To do -
From the listing below, select every line where the word "text" appears.
------------------------------------------------------------------------
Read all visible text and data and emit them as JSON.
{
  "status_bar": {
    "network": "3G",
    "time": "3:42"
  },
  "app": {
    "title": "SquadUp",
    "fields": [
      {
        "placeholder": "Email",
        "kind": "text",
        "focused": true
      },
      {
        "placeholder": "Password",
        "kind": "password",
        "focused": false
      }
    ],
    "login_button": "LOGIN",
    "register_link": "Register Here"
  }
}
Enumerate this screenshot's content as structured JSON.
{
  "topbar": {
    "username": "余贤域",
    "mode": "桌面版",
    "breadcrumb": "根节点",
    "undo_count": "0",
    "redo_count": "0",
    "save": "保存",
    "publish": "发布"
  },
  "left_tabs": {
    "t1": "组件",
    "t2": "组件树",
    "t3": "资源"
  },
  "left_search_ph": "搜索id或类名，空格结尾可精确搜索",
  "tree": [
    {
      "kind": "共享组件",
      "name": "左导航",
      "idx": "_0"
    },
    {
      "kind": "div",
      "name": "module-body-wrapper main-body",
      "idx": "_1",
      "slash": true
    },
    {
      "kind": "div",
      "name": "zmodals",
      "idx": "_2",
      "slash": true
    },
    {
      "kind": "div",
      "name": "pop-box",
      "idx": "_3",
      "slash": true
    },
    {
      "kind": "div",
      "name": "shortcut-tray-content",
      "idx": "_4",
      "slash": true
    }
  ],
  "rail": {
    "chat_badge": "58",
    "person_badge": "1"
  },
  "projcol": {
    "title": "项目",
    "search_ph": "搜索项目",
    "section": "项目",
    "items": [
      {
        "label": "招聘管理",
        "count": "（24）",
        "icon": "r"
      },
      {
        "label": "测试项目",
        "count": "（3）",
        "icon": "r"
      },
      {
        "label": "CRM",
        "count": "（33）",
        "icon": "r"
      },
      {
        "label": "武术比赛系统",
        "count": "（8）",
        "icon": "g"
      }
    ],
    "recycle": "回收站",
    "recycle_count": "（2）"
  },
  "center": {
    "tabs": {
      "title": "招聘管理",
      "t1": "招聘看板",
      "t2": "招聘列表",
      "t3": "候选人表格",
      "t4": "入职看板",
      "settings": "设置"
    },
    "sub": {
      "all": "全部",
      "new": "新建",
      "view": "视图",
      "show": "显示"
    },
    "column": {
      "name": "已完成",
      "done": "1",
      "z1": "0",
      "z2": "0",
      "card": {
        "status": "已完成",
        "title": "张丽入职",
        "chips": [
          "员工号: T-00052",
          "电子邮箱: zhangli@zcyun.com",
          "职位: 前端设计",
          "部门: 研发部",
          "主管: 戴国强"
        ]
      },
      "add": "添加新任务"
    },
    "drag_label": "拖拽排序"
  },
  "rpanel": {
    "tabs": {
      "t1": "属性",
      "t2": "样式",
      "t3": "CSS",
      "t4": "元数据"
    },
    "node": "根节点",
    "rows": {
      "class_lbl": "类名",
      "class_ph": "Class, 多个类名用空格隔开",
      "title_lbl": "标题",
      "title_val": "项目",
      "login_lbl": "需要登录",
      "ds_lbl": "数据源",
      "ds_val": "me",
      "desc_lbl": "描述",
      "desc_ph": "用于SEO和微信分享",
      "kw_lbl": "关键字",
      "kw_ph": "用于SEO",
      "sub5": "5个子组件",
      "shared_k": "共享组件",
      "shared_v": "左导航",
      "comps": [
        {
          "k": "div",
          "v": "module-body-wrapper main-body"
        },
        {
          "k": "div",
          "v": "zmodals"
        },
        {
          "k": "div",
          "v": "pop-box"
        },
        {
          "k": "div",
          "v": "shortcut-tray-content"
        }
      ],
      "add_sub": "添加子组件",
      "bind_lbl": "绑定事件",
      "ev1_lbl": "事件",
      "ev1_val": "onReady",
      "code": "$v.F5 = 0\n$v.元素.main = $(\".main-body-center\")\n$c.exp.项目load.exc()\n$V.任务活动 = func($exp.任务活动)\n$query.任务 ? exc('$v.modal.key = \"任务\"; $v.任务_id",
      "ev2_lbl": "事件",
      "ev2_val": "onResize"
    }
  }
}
------------------------------------------------------------------------
Task response -
Read all visible text and data and emit them as JSON.
        "kind": "text",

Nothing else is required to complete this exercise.